◆ Set problem ◆
Sort through the data and copy the lines holding the word "frac".
___ Records for the exercise ___
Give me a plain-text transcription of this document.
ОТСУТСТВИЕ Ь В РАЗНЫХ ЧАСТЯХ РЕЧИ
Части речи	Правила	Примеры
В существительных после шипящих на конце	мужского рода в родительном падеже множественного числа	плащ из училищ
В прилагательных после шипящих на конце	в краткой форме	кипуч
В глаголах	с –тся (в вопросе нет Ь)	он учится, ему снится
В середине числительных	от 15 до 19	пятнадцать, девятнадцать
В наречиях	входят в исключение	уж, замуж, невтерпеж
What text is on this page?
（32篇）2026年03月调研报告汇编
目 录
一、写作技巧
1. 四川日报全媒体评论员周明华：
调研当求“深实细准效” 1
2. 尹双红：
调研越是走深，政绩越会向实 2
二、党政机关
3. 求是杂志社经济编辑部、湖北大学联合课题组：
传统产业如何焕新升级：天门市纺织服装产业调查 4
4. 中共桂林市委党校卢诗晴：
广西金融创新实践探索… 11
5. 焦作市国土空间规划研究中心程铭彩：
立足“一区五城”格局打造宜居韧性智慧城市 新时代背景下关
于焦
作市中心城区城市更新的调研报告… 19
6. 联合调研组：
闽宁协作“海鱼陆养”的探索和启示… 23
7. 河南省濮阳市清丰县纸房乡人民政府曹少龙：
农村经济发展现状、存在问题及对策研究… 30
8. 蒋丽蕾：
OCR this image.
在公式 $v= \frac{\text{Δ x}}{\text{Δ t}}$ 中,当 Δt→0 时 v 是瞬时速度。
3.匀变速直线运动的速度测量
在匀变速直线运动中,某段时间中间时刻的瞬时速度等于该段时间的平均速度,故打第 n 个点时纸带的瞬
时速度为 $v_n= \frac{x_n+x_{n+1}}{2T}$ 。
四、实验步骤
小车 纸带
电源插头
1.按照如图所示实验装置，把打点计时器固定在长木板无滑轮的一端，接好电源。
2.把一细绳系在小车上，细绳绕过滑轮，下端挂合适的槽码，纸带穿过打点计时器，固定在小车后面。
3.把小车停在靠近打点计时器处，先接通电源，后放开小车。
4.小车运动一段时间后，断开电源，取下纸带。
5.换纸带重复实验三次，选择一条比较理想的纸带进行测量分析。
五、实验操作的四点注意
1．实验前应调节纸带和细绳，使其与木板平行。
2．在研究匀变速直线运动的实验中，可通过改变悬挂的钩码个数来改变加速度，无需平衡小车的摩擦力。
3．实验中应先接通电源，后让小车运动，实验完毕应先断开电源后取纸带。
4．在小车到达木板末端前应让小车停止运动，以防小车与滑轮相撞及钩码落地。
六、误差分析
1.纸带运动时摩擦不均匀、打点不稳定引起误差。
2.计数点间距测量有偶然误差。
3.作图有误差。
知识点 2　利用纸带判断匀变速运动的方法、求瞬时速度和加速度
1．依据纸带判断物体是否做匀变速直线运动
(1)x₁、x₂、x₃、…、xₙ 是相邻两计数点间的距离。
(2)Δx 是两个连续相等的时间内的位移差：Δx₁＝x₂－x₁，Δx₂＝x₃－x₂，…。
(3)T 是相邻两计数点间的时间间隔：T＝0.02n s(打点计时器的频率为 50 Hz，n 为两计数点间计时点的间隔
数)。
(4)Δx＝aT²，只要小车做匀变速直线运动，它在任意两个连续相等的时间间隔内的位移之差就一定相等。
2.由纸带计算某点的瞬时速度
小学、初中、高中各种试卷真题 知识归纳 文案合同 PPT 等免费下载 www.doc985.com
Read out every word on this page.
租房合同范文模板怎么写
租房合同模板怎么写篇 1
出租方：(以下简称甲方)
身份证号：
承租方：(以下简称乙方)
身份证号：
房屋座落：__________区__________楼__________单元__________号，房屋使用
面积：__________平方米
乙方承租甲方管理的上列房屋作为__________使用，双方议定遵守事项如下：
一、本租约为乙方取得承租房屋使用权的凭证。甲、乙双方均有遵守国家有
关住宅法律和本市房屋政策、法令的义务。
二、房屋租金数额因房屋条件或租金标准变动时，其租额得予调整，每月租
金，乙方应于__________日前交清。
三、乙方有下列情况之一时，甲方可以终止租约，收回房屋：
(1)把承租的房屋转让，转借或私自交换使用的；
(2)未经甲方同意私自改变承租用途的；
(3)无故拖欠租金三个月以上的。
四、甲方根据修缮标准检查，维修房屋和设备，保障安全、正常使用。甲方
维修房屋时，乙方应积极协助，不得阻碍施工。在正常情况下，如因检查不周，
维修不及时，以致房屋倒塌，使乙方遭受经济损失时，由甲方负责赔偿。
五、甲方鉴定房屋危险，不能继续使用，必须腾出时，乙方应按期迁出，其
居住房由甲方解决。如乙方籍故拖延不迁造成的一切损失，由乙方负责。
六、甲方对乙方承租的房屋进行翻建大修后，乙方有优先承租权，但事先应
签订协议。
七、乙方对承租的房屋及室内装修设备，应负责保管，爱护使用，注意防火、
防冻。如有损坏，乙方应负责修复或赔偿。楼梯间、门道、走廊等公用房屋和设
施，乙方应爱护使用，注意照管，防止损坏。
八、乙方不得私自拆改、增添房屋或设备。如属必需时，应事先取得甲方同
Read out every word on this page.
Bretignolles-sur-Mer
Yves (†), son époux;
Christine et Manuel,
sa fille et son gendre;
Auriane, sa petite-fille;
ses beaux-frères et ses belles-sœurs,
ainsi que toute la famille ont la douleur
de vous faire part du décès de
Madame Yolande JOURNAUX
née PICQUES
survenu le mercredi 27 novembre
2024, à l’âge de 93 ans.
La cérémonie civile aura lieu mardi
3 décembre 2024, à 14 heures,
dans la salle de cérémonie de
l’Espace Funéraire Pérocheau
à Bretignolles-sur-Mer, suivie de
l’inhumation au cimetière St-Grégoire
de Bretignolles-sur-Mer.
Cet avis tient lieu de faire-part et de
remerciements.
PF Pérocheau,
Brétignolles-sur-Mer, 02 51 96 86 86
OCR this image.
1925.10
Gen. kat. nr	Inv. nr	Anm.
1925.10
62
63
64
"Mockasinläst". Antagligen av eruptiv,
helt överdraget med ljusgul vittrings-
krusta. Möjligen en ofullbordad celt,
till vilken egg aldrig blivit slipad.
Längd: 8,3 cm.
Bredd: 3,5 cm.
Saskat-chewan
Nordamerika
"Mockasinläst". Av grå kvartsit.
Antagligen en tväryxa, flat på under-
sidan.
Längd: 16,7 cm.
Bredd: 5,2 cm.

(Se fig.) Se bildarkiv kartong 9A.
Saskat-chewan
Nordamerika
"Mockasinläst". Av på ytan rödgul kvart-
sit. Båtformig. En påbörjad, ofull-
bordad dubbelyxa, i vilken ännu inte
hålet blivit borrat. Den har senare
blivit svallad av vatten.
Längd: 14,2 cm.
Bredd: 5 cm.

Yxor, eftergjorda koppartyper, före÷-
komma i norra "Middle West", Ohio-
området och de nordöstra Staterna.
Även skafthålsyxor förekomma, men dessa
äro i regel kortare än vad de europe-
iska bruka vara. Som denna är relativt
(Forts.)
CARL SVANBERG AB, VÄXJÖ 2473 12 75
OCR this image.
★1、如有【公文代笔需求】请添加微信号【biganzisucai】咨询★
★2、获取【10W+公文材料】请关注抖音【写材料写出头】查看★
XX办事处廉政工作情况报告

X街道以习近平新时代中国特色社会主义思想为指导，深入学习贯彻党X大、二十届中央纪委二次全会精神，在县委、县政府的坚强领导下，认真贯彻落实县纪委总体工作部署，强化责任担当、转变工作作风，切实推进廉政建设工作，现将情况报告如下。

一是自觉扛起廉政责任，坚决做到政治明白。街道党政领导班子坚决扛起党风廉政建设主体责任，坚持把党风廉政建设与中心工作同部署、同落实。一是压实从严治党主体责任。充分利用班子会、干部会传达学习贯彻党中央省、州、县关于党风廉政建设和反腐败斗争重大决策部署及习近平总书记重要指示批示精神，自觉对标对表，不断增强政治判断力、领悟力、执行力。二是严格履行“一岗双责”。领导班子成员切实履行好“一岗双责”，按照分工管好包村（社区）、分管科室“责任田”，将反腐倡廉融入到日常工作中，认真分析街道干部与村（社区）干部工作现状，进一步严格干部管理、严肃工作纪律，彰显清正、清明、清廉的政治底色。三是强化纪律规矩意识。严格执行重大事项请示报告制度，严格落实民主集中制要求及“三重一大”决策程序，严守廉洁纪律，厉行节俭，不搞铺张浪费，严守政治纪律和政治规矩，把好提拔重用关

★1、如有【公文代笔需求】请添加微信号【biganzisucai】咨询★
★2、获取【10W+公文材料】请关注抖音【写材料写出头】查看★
___
◆ Output for this exercise ◆
在公式 $v= \frac{\text{Δ x}}{\text{Δ t}}$ 中,当 Δt→0 时 v 是瞬时速度。
时速度为 $v_n= \frac{x_n+x_{n+1}}{2T}$ 。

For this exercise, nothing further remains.